### [STATED EXERCISE]
Your copy of the material below should match it exactly, except that it holds no pictures.

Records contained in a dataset
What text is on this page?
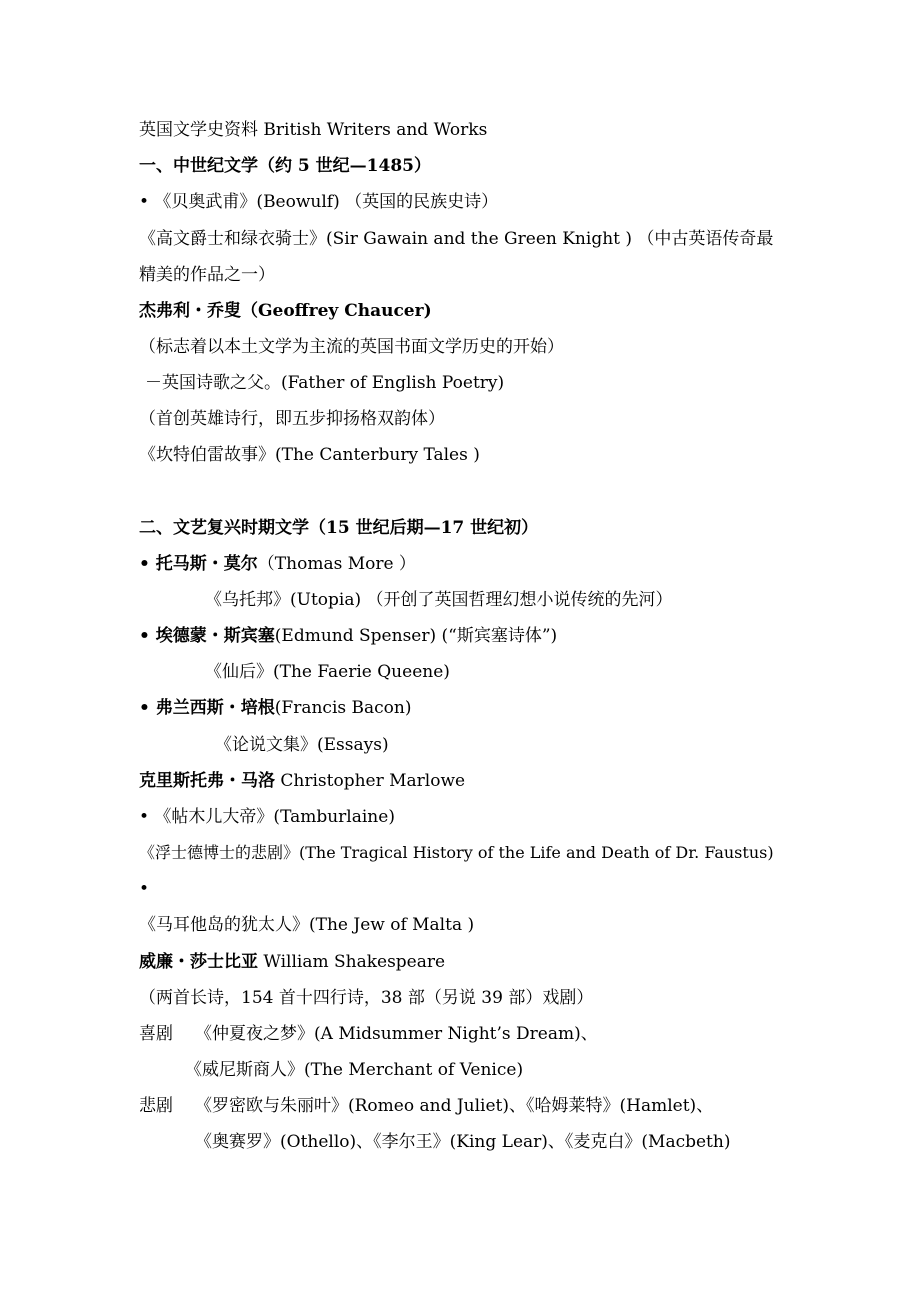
英国文学史资料 British Writers and Works
一、中世纪文学（约 5 世纪—1485）
• 《贝奥武甫》(Beowulf) （英国的民族史诗）
《高文爵士和绿衣骑士》(Sir Gawain and the Green Knight ) （中古英语传奇最
精美的作品之一）
杰弗利・乔叟（Geoffrey Chaucer)
（标志着以本土文学为主流的英国书面文学历史的开始）
－英国诗歌之父。(Father of English Poetry)
（首创英雄诗行，即五步抑扬格双韵体）
《坎特伯雷故事》(The Canterbury Tales )
二、文艺复兴时期文学（15 世纪后期—17 世纪初）
• 托马斯・莫尔（Thomas More ）
《乌托邦》(Utopia) （开创了英国哲理幻想小说传统的先河）
• 埃德蒙・斯宾塞(Edmund Spenser) (“斯宾塞诗体”)
《仙后》(The Faerie Queene)
• 弗兰西斯・培根(Francis Bacon)
《论说文集》(Essays)
克里斯托弗・马洛 Christopher Marlowe
• 《帖木儿大帝》(Tamburlaine)
《浮士德博士的悲剧》(The Tragical History of the Life and Death of Dr. Faustus)
•
《马耳他岛的犹太人》(The Jew of Malta )
威廉・莎士比亚 William Shakespeare
（两首长诗，154 首十四行诗，38 部（另说 39 部）戏剧）
喜剧 《仲夏夜之梦》(A Midsummer Night’s Dream)、
《威尼斯商人》(The Merchant of Venice)
悲剧 《罗密欧与朱丽叶》(Romeo and Juliet)、《哈姆莱特》(Hamlet)、
《奥赛罗》(Othello)、《李尔王》(King Lear)、《麦克白》(Macbeth)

### [THE RESPONSE]
What text is on this page?
英国文学史资料 British Writers and Works
一、中世纪文学（约 5 世纪—1485）
• 《贝奥武甫》(Beowulf) （英国的民族史诗）
《高文爵士和绿衣骑士》(Sir Gawain and the Green Knight ) （中古英语传奇最
精美的作品之一）
杰弗利・乔叟（Geoffrey Chaucer)
（标志着以本土文学为主流的英国书面文学历史的开始）
－英国诗歌之父。(Father of English Poetry)
（首创英雄诗行，即五步抑扬格双韵体）
《坎特伯雷故事》(The Canterbury Tales )
二、文艺复兴时期文学（15 世纪后期—17 世纪初）
• 托马斯・莫尔（Thomas More ）
《乌托邦》(Utopia) （开创了英国哲理幻想小说传统的先河）
• 埃德蒙・斯宾塞(Edmund Spenser) (“斯宾塞诗体”)
《仙后》(The Faerie Queene)
• 弗兰西斯・培根(Francis Bacon)
《论说文集》(Essays)
克里斯托弗・马洛 Christopher Marlowe
• 《帖木儿大帝》(Tamburlaine)
《浮士德博士的悲剧》(The Tragical History of the Life and Death of Dr. Faustus)
•
《马耳他岛的犹太人》(The Jew of Malta )
威廉・莎士比亚 William Shakespeare
（两首长诗，154 首十四行诗，38 部（另说 39 部）戏剧）
喜剧 《仲夏夜之梦》(A Midsummer Night’s Dream)、
《威尼斯商人》(The Merchant of Venice)
悲剧 《罗密欧与朱丽叶》(Romeo and Juliet)、《哈姆莱特》(Hamlet)、
《奥赛罗》(Othello)、《李尔王》(King Lear)、《麦克白》(Macbeth)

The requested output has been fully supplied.